Exercise objective ▸ Could you write out the records below exactly as they appear, leaving out any pictures?

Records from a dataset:

--

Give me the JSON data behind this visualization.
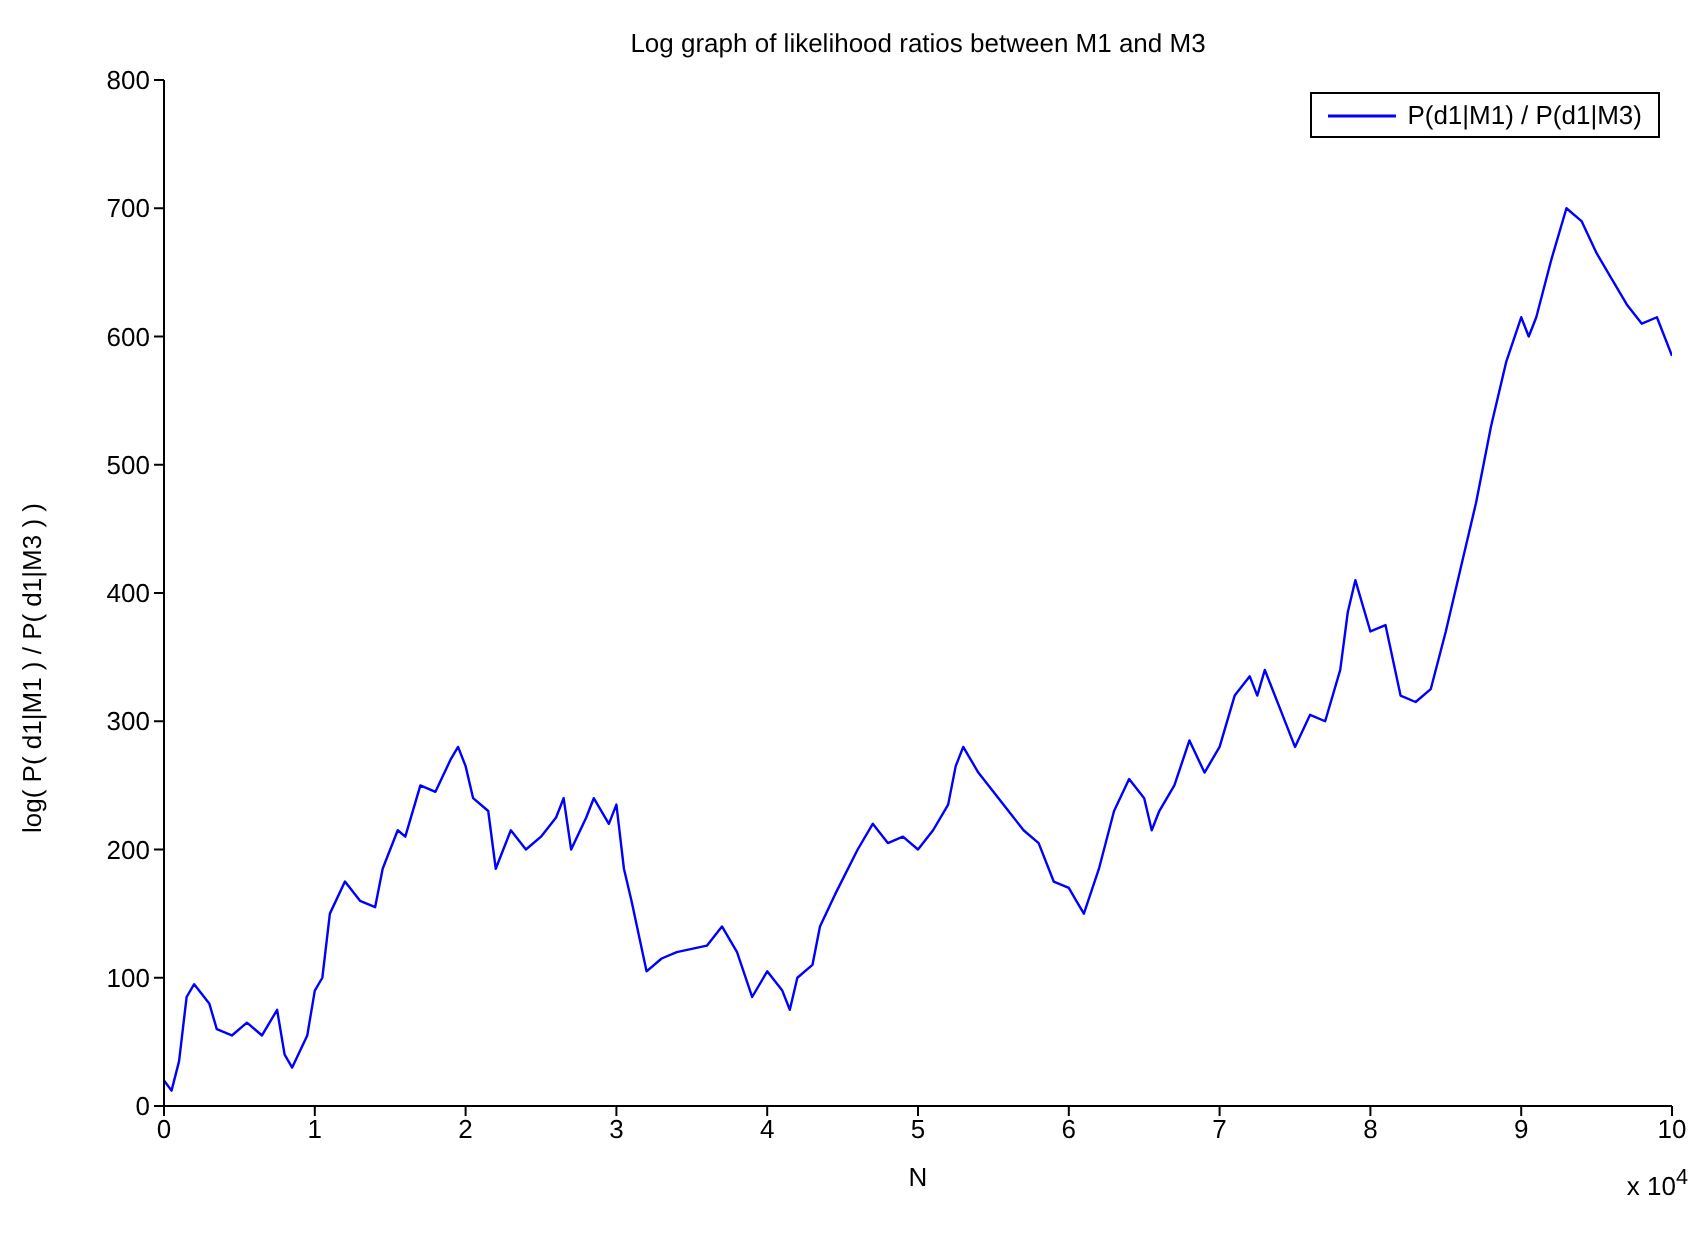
{
  "chart_data": {
    "type": "line",
    "title": "Log graph of likelihood ratios between M1 and M3",
    "xlabel": "N",
    "ylabel": "log( P( d1|M1 ) / P( d1|M3 ) )",
    "annotations": [
      "x 10$^{4}$"
    ],
    "x": [
      0,
      0.05,
      0.1,
      0.15,
      0.2,
      0.3,
      0.35,
      0.45,
      0.55,
      0.65,
      0.75,
      0.8,
      0.85,
      0.95,
      1,
      1.05,
      1.1,
      1.2,
      1.3,
      1.4,
      1.45,
      1.55,
      1.6,
      1.7,
      1.8,
      1.9,
      1.95,
      2,
      2.05,
      2.15,
      2.2,
      2.3,
      2.4,
      2.5,
      2.6,
      2.65,
      2.7,
      2.8,
      2.85,
      2.95,
      3,
      3.05,
      3.1,
      3.2,
      3.3,
      3.4,
      3.6,
      3.7,
      3.8,
      3.9,
      4,
      4.1,
      4.15,
      4.2,
      4.3,
      4.35,
      4.45,
      4.6,
      4.7,
      4.8,
      4.9,
      5,
      5.1,
      5.2,
      5.25,
      5.3,
      5.4,
      5.5,
      5.6,
      5.7,
      5.8,
      5.9,
      6,
      6.05,
      6.1,
      6.2,
      6.3,
      6.4,
      6.5,
      6.55,
      6.6,
      6.7,
      6.8,
      6.9,
      7,
      7.1,
      7.2,
      7.25,
      7.3,
      7.4,
      7.5,
      7.6,
      7.7,
      7.8,
      7.85,
      7.9,
      8,
      8.1,
      8.2,
      8.3,
      8.4,
      8.5,
      8.6,
      8.7,
      8.8,
      8.9,
      9,
      9.05,
      9.1,
      9.2,
      9.3,
      9.4,
      9.5,
      9.6,
      9.7,
      9.8,
      9.9,
      10
    ],
    "series": [
      {
        "name": "P(d1|M1) / P(d1|M3)",
        "color": "#0000ff",
        "values": [
          20,
          12,
          35,
          85,
          95,
          80,
          60,
          55,
          65,
          55,
          75,
          40,
          30,
          55,
          90,
          100,
          150,
          175,
          160,
          155,
          185,
          215,
          210,
          250,
          245,
          270,
          280,
          265,
          240,
          230,
          185,
          215,
          200,
          210,
          225,
          240,
          200,
          225,
          240,
          220,
          235,
          185,
          160,
          105,
          115,
          120,
          125,
          140,
          120,
          85,
          105,
          90,
          75,
          100,
          110,
          140,
          165,
          200,
          220,
          205,
          210,
          200,
          215,
          235,
          265,
          280,
          260,
          245,
          230,
          215,
          205,
          175,
          170,
          160,
          150,
          185,
          230,
          255,
          240,
          215,
          230,
          250,
          285,
          260,
          280,
          320,
          335,
          320,
          340,
          310,
          280,
          305,
          300,
          340,
          385,
          410,
          370,
          375,
          320,
          315,
          325,
          370,
          420,
          470,
          530,
          580,
          615,
          600,
          615,
          660,
          700,
          690,
          665,
          645,
          625,
          610,
          615,
          585
        ]
      }
    ],
    "xlim": [
      0,
      10
    ],
    "xticks": [
      0,
      1,
      2,
      3,
      4,
      5,
      6,
      7,
      8,
      9,
      10
    ],
    "ylim": [
      0,
      800
    ],
    "yticks": [
      0,
      100,
      200,
      300,
      400,
      500,
      600,
      700,
      800
    ],
    "legend": "top right",
    "marker": "none",
    "line_style": "solid",
    "grid": false
  }
}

--

Response to this exercise ▸
Give me the JSON data behind this visualization.
{
  "chart_data": {
    "type": "line",
    "title": "Log graph of likelihood ratios between M1 and M3",
    "xlabel": "N",
    "ylabel": "log( P( d1|M1 ) / P( d1|M3 ) )",
    "annotations": [
      "x 10$^{4}$"
    ],
    "x": [
      0,
      0.05,
      0.1,
      0.15,
      0.2,
      0.3,
      0.35,
      0.45,
      0.55,
      0.65,
      0.75,
      0.8,
      0.85,
      0.95,
      1,
      1.05,
      1.1,
      1.2,
      1.3,
      1.4,
      1.45,
      1.55,
      1.6,
      1.7,
      1.8,
      1.9,
      1.95,
      2,
      2.05,
      2.15,
      2.2,
      2.3,
      2.4,
      2.5,
      2.6,
      2.65,
      2.7,
      2.8,
      2.85,
      2.95,
      3,
      3.05,
      3.1,
      3.2,
      3.3,
      3.4,
      3.6,
      3.7,
      3.8,
      3.9,
      4,
      4.1,
      4.15,
      4.2,
      4.3,
      4.35,
      4.45,
      4.6,
      4.7,
      4.8,
      4.9,
      5,
      5.1,
      5.2,
      5.25,
      5.3,
      5.4,
      5.5,
      5.6,
      5.7,
      5.8,
      5.9,
      6,
      6.05,
      6.1,
      6.2,
      6.3,
      6.4,
      6.5,
      6.55,
      6.6,
      6.7,
      6.8,
      6.9,
      7,
      7.1,
      7.2,
      7.25,
      7.3,
      7.4,
      7.5,
      7.6,
      7.7,
      7.8,
      7.85,
      7.9,
      8,
      8.1,
      8.2,
      8.3,
      8.4,
      8.5,
      8.6,
      8.7,
      8.8,
      8.9,
      9,
      9.05,
      9.1,
      9.2,
      9.3,
      9.4,
      9.5,
      9.6,
      9.7,
      9.8,
      9.9,
      10
    ],
    "series": [
      {
        "name": "P(d1|M1) / P(d1|M3)",
        "color": "#0000ff",
        "values": [
          20,
          12,
          35,
          85,
          95,
          80,
          60,
          55,
          65,
          55,
          75,
          40,
          30,
          55,
          90,
          100,
          150,
          175,
          160,
          155,
          185,
          215,
          210,
          250,
          245,
          270,
          280,
          265,
          240,
          230,
          185,
          215,
          200,
          210,
          225,
          240,
          200,
          225,
          240,
          220,
          235,
          185,
          160,
          105,
          115,
          120,
          125,
          140,
          120,
          85,
          105,
          90,
          75,
          100,
          110,
          140,
          165,
          200,
          220,
          205,
          210,
          200,
          215,
          235,
          265,
          280,
          260,
          245,
          230,
          215,
          205,
          175,
          170,
          160,
          150,
          185,
          230,
          255,
          240,
          215,
          230,
          250,
          285,
          260,
          280,
          320,
          335,
          320,
          340,
          310,
          280,
          305,
          300,
          340,
          385,
          410,
          370,
          375,
          320,
          315,
          325,
          370,
          420,
          470,
          530,
          580,
          615,
          600,
          615,
          660,
          700,
          690,
          665,
          645,
          625,
          610,
          615,
          585
        ]
      }
    ],
    "xlim": [
      0,
      10
    ],
    "xticks": [
      0,
      1,
      2,
      3,
      4,
      5,
      6,
      7,
      8,
      9,
      10
    ],
    "ylim": [
      0,
      800
    ],
    "yticks": [
      0,
      100,
      200,
      300,
      400,
      500,
      600,
      700,
      800
    ],
    "legend": "top right",
    "marker": "none",
    "line_style": "solid",
    "grid": false
  }
}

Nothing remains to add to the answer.